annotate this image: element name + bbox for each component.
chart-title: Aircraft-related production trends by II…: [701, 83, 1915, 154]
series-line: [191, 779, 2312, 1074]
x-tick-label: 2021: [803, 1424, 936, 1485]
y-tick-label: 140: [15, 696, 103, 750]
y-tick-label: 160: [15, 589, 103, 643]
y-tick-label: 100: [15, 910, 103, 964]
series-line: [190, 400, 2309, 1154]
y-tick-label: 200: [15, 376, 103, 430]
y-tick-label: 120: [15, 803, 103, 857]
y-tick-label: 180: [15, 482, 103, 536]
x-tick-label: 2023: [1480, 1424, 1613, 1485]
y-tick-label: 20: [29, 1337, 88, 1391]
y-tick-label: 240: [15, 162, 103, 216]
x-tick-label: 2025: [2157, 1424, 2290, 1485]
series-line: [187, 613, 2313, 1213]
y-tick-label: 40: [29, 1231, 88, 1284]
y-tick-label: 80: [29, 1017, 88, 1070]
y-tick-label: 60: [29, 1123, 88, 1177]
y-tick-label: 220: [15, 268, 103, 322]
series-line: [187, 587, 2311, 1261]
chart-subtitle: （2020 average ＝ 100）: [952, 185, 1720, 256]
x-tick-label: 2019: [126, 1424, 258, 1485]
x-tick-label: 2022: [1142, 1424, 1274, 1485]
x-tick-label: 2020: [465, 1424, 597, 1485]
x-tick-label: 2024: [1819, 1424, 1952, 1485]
★ ★ ★ ★ ★ ★ ★
**Brief**
Rewrite the material above as a JSON list of strings, with each line as its own string and any blank lines dropped.

**Exercise solution**
[
  "annotate this image: element name + bbox for each component.",
  "chart-title: Aircraft-related production trends by II…: [701, 83, 1915, 154]",
  "series-line: [191, 779, 2312, 1074]",
  "x-tick-label: 2021: [803, 1424, 936, 1485]",
  "y-tick-label: 140: [15, 696, 103, 750]",
  "y-tick-label: 160: [15, 589, 103, 643]",
  "y-tick-label: 100: [15, 910, 103, 964]",
  "series-line: [190, 400, 2309, 1154]",
  "y-tick-label: 200: [15, 376, 103, 430]",
  "y-tick-label: 120: [15, 803, 103, 857]",
  "y-tick-label: 180: [15, 482, 103, 536]",
  "x-tick-label: 2023: [1480, 1424, 1613, 1485]",
  "y-tick-label: 20: [29, 1337, 88, 1391]",
  "y-tick-label: 240: [15, 162, 103, 216]",
  "x-tick-label: 2025: [2157, 1424, 2290, 1485]",
  "series-line: [187, 613, 2313, 1213]",
  "y-tick-label: 40: [29, 1231, 88, 1284]",
  "y-tick-label: 80: [29, 1017, 88, 1070]",
  "y-tick-label: 60: [29, 1123, 88, 1177]",
  "y-tick-label: 220: [15, 268, 103, 322]",
  "series-line: [187, 587, 2311, 1261]",
  "chart-subtitle: （2020 average ＝ 100）: [952, 185, 1720, 256]",
  "x-tick-label: 2019: [126, 1424, 258, 1485]",
  "x-tick-label: 2022: [1142, 1424, 1274, 1485]",
  "x-tick-label: 2020: [465, 1424, 597, 1485]",
  "x-tick-label: 2024: [1819, 1424, 1952, 1485]"
]